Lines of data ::
§

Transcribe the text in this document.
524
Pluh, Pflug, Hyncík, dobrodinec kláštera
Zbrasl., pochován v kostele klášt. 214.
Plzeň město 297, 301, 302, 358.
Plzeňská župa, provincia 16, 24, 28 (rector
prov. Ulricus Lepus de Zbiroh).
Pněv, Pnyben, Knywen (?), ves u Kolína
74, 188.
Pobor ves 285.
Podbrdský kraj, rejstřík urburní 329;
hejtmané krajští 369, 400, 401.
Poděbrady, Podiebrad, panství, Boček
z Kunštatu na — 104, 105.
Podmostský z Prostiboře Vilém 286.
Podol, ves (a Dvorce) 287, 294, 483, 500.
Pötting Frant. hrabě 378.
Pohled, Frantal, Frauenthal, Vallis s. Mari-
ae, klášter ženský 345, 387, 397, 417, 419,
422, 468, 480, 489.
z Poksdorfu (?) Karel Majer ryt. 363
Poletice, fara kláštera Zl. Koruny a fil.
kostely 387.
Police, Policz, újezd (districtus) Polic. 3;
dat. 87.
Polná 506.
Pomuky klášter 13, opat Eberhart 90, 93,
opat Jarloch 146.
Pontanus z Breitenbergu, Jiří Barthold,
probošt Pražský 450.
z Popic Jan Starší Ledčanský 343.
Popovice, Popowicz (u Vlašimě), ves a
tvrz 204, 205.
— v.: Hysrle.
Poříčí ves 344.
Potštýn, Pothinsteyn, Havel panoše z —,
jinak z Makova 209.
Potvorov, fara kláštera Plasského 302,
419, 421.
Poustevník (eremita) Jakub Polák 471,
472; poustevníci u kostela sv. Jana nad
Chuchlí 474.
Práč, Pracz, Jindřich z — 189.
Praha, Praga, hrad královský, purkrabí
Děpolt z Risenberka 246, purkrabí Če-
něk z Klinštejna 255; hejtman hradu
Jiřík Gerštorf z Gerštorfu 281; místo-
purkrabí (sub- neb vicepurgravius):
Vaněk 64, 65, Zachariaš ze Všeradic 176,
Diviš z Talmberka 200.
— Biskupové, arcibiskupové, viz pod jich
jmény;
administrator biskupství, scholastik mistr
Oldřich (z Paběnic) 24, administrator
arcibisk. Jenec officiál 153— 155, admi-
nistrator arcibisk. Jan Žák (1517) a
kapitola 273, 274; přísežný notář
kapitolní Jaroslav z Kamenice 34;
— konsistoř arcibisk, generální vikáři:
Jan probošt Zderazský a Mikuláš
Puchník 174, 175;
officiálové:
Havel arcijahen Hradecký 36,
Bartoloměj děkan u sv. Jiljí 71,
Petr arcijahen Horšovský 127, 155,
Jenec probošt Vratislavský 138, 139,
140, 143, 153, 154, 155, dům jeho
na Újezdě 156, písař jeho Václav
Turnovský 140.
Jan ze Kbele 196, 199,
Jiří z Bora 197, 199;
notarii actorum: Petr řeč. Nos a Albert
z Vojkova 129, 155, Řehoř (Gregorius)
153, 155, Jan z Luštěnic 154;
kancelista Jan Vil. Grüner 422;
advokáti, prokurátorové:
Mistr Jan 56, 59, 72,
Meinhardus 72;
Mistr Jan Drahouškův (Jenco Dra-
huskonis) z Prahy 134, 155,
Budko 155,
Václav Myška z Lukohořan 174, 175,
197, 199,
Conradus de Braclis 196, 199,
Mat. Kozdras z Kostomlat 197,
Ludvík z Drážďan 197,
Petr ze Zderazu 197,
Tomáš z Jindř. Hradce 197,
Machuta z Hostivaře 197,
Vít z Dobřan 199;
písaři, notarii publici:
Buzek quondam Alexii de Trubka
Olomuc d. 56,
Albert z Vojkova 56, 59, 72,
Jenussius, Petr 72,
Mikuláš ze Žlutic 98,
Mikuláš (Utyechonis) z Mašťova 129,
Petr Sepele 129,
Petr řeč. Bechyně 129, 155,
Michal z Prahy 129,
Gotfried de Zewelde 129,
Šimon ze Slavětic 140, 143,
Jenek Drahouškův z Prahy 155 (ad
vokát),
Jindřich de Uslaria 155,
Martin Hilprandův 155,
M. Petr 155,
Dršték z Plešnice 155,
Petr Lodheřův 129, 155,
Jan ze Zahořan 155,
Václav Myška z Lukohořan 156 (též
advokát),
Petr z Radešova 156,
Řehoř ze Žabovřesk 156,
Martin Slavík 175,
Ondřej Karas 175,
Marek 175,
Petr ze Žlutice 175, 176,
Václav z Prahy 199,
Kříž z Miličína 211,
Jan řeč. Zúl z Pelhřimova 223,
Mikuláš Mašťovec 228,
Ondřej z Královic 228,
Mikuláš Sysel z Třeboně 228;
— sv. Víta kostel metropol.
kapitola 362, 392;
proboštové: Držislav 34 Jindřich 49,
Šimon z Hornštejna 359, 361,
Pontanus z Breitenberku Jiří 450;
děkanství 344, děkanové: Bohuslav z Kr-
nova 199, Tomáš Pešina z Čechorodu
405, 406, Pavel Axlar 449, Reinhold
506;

§

EXERCISE AIM :: All of the data shown above must be copied exactly.

TASK SOLUTION ::
Transcribe the text in this document.
524
Pluh, Pflug, Hyncík, dobrodinec kláštera
Zbrasl., pochován v kostele klášt. 214.
Plzeň město 297, 301, 302, 358.
Plzeňská župa, provincia 16, 24, 28 (rector
prov. Ulricus Lepus de Zbiroh).
Pněv, Pnyben, Knywen (?), ves u Kolína
74, 188.
Pobor ves 285.
Podbrdský kraj, rejstřík urburní 329;
hejtmané krajští 369, 400, 401.
Poděbrady, Podiebrad, panství, Boček
z Kunštatu na — 104, 105.
Podmostský z Prostiboře Vilém 286.
Podol, ves (a Dvorce) 287, 294, 483, 500.
Pötting Frant. hrabě 378.
Pohled, Frantal, Frauenthal, Vallis s. Mari-
ae, klášter ženský 345, 387, 397, 417, 419,
422, 468, 480, 489.
z Poksdorfu (?) Karel Majer ryt. 363
Poletice, fara kláštera Zl. Koruny a fil.
kostely 387.
Police, Policz, újezd (districtus) Polic. 3;
dat. 87.
Polná 506.
Pomuky klášter 13, opat Eberhart 90, 93,
opat Jarloch 146.
Pontanus z Breitenbergu, Jiří Barthold,
probošt Pražský 450.
z Popic Jan Starší Ledčanský 343.
Popovice, Popowicz (u Vlašimě), ves a
tvrz 204, 205.
— v.: Hysrle.
Poříčí ves 344.
Potštýn, Pothinsteyn, Havel panoše z —,
jinak z Makova 209.
Potvorov, fara kláštera Plasského 302,
419, 421.
Poustevník (eremita) Jakub Polák 471,
472; poustevníci u kostela sv. Jana nad
Chuchlí 474.
Práč, Pracz, Jindřich z — 189.
Praha, Praga, hrad královský, purkrabí
Děpolt z Risenberka 246, purkrabí Če-
něk z Klinštejna 255; hejtman hradu
Jiřík Gerštorf z Gerštorfu 281; místo-
purkrabí (sub- neb vicepurgravius):
Vaněk 64, 65, Zachariaš ze Všeradic 176,
Diviš z Talmberka 200.
— Biskupové, arcibiskupové, viz pod jich
jmény;
administrator biskupství, scholastik mistr
Oldřich (z Paběnic) 24, administrator
arcibisk. Jenec officiál 153— 155, admi-
nistrator arcibisk. Jan Žák (1517) a
kapitola 273, 274; přísežný notář
kapitolní Jaroslav z Kamenice 34;
— konsistoř arcibisk, generální vikáři:
Jan probošt Zderazský a Mikuláš
Puchník 174, 175;
officiálové:
Havel arcijahen Hradecký 36,
Bartoloměj děkan u sv. Jiljí 71,
Petr arcijahen Horšovský 127, 155,
Jenec probošt Vratislavský 138, 139,
140, 143, 153, 154, 155, dům jeho
na Újezdě 156, písař jeho Václav
Turnovský 140.
Jan ze Kbele 196, 199,
Jiří z Bora 197, 199;
notarii actorum: Petr řeč. Nos a Albert
z Vojkova 129, 155, Řehoř (Gregorius)
153, 155, Jan z Luštěnic 154;
kancelista Jan Vil. Grüner 422;
advokáti, prokurátorové:
Mistr Jan 56, 59, 72,
Meinhardus 72;
Mistr Jan Drahouškův (Jenco Dra-
huskonis) z Prahy 134, 155,
Budko 155,
Václav Myška z Lukohořan 174, 175,
197, 199,
Conradus de Braclis 196, 199,
Mat. Kozdras z Kostomlat 197,
Ludvík z Drážďan 197,
Petr ze Zderazu 197,
Tomáš z Jindř. Hradce 197,
Machuta z Hostivaře 197,
Vít z Dobřan 199;
písaři, notarii publici:
Buzek quondam Alexii de Trubka
Olomuc d. 56,
Albert z Vojkova 56, 59, 72,
Jenussius, Petr 72,
Mikuláš ze Žlutic 98,
Mikuláš (Utyechonis) z Mašťova 129,
Petr Sepele 129,
Petr řeč. Bechyně 129, 155,
Michal z Prahy 129,
Gotfried de Zewelde 129,
Šimon ze Slavětic 140, 143,
Jenek Drahouškův z Prahy 155 (ad
vokát),
Jindřich de Uslaria 155,
Martin Hilprandův 155,
M. Petr 155,
Dršték z Plešnice 155,
Petr Lodheřův 129, 155,
Jan ze Zahořan 155,
Václav Myška z Lukohořan 156 (též
advokát),
Petr z Radešova 156,
Řehoř ze Žabovřesk 156,
Martin Slavík 175,
Ondřej Karas 175,
Marek 175,
Petr ze Žlutice 175, 176,
Václav z Prahy 199,
Kříž z Miličína 211,
Jan řeč. Zúl z Pelhřimova 223,
Mikuláš Mašťovec 228,
Ondřej z Královic 228,
Mikuláš Sysel z Třeboně 228;
— sv. Víta kostel metropol.
kapitola 362, 392;
proboštové: Držislav 34 Jindřich 49,
Šimon z Hornštejna 359, 361,
Pontanus z Breitenberku Jiří 450;
děkanství 344, děkanové: Bohuslav z Kr-
nova 199, Tomáš Pešina z Čechorodu
405, 406, Pavel Axlar 449, Reinhold
506;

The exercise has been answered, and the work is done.